### [PROVIDED PASSAGE]
☆ ☆ ☆ ☆
Manhattan distance is used because it may deal better with outliers than Euclidean distance generally.
distance_mds <- dist(data_z, method = "manhattan")
distance_mds_transposed <- dist(t(data_z), method = "manhattan")
matrix <- as.matrix(distance_mds_transposed)[,]
mds <- cmdscale(distance_mds, eig = TRUE, k = 3)
mds_transposed <- cmdscale(distance_mds_transposed, eig = TRUE, k = 3)
cumulative_variance_mds <- cumsum(mds$eig[1:8]) / sum(mds$eig[1:8]) * 100
plot(cumulative_variance_mds, type = "b", xlab = "Dimensions", ylab = "Cumulative Variance (%)", main = "Percentage of Variance Explained for MDS")
text(x = 1:length(cumulative_variance_mds), y = cumulative_variance_mds, labels = round(cumulative_variance_mds, 2), pos = 3, cex = 0.8, col = "darkgreen", offset = 0.5)
The first few dimensions capture most of the data’s variability. As a case in point, around 65% is by the first two dimensions and around 80% is by the first three dimensions. It suggests that the data structure can be well-represented in first 3 dimensions, which is the minimum, without losing much information.
mds_data <- as.data.frame(mds$points)
cor(data_z, mds_data)
## V1 V2 V3
## wind_speed 0.3222031 -0.36944730 0.52090615
## wind_direction -0.1532022 0.58248993 -0.66535916
## bright_sunshine -0.7532074 0.41914054 0.39330260
## humidity 0.8166756 0.00097771 0.07710433
## rainfall 0.5533696 0.05641053 0.01970560
## pressure -0.4967920 -0.77968938 -0.19969043
## cloud 0.8309709 -0.15406908 -0.27464509
## temp 0.2765505 0.84074143 0.36201126
plot(mds_transposed$points, main = "Relations between Variables", xlab = "Dimension 1", ylab = "Dimension 2", type='n')
text(mds_transposed$points[, 1], mds_transposed$points[, 2], labels = colnames(matrix), cex = 0.5, col = "darkgreen")
Unlike PCA (Principal Component Analysis), MDS does not directly provide component loadings or variable contributions to specific dimensions. Therefore, it can be tried to compute correlations between the original variables and the MDS components to discover which variables of the dataset are emphasized in the reduced dimensions. The correlation outputs represent the first, second, and third dimensions of the MDS result. A high positive correlation (close to 1) means the variable is strongly positively related to the MDS component. A higher correlation between a variable and a dimension means that variable is more influential in determining the positioning of points along that dimension. For example, “wind_speed” has a correlation of 0.322 with MDS component V1, -0.369 with V2, and 0.521 with V3. This means “wind_speed” is most strongly related to V3. “Humidity” has a strong positive correlation (0.817) with V1 which indicates that “humidity” is one of the most important variables influencing the first dimension of the MDS results. The interpretations for the rest of the variables are similar. From the visualization of plots, the results from correlations can also be substituted to it. It is apparent that the distance between “cloud” and “humidity” is close and “temp” is outstanding.
☆ ☆ ☆ ☆
### [DIRECTION 1]
Reproduce a portion of the passage on multidimensional scaling word for word: begin at the words "text(x = 1:length(cumulative_variance_mds), y" and stop after the words "cor(data_z, mds_data)".

### [INPUT RECORDS]
☆ ☆ ☆ ☆
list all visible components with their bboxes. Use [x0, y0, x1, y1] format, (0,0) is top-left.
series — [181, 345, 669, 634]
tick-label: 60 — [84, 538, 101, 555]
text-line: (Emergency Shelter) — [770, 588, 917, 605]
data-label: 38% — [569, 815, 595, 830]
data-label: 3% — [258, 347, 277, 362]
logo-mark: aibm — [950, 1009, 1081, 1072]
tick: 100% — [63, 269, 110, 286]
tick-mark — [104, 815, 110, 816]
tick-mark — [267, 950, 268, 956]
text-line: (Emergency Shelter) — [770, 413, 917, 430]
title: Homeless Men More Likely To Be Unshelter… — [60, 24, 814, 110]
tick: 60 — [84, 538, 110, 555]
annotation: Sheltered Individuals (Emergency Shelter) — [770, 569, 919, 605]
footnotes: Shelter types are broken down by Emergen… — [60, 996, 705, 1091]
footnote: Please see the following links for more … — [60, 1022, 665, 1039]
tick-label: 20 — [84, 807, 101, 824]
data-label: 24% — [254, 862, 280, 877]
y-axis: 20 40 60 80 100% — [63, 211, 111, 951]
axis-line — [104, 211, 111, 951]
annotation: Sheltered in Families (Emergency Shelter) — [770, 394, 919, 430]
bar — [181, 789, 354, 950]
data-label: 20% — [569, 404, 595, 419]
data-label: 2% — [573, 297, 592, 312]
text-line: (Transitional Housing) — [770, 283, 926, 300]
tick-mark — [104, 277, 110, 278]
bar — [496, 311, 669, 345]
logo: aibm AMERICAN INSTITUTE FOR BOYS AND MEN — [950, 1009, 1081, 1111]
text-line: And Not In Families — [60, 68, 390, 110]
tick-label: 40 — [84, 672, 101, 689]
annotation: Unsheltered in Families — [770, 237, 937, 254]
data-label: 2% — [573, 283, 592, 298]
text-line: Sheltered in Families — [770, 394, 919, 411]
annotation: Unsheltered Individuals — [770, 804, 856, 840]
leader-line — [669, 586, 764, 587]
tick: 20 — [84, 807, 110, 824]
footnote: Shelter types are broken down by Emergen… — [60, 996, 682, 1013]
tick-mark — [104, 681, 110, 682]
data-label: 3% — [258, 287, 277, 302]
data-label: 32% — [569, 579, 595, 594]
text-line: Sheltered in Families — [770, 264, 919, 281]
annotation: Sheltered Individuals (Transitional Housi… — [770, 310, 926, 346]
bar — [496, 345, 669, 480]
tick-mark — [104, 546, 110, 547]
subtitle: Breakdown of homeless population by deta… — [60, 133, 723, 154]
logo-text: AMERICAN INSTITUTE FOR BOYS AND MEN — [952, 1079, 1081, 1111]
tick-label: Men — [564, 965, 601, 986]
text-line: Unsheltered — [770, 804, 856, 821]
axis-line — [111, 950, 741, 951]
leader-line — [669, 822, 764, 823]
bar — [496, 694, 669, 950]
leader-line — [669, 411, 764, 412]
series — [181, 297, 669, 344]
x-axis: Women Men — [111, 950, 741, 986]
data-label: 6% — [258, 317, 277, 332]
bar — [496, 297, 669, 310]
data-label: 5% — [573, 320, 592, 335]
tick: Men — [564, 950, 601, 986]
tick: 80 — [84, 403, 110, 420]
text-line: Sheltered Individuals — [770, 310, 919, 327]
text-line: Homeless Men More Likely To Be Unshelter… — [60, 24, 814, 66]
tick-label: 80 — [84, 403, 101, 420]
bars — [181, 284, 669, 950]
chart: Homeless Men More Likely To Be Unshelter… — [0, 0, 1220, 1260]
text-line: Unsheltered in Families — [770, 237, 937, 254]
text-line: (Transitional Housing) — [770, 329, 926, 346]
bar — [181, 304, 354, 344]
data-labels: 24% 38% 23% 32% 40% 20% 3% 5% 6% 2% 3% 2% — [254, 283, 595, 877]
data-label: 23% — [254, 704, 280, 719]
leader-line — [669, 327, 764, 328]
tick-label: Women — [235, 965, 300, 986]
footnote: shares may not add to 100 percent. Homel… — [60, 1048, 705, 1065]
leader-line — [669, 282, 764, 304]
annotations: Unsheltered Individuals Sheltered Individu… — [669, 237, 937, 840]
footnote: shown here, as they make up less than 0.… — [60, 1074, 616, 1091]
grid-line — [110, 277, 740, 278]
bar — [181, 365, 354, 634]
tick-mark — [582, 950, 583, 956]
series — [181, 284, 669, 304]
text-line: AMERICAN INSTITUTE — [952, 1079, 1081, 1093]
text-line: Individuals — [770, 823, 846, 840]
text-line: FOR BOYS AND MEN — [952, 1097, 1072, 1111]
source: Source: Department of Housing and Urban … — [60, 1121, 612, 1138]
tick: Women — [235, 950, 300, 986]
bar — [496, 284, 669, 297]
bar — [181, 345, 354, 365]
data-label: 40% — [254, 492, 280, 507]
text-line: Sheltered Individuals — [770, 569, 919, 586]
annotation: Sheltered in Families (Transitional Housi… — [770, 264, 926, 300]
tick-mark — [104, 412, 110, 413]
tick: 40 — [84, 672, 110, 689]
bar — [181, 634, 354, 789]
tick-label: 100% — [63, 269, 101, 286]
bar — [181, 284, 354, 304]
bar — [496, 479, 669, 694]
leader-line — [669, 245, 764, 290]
☆ ☆ ☆ ☆
### [DIRECTION 2]
Duplicate the lines of the entries word for word, beginning with the first line of the entries and stopping after the line that contains "data-label: 3% — [258, 347, 277, 362]".

### [FULL ANSWER 1]
text(x = 1:length(cumulative_variance_mds), y = cumulative_variance_mds, labels = round(cumulative_variance_mds, 2), pos = 3, cex = 0.8, col = "darkgreen", offset = 0.5)
The first few dimensions capture most of the data’s variability. As a case in point, around 65% is by the first two dimensions and around 80% is by the first three dimensions. It suggests that the data structure can be well-represented in first 3 dimensions, which is the minimum, without losing much information.
mds_data <- as.data.frame(mds$points)
cor(data_z, mds_data)

### [FULL ANSWER 2]
list all visible components with their bboxes. Use [x0, y0, x1, y1] format, (0,0) is top-left.
series — [181, 345, 669, 634]
tick-label: 60 — [84, 538, 101, 555]
text-line: (Emergency Shelter) — [770, 588, 917, 605]
data-label: 38% — [569, 815, 595, 830]
data-label: 3% — [258, 347, 277, 362]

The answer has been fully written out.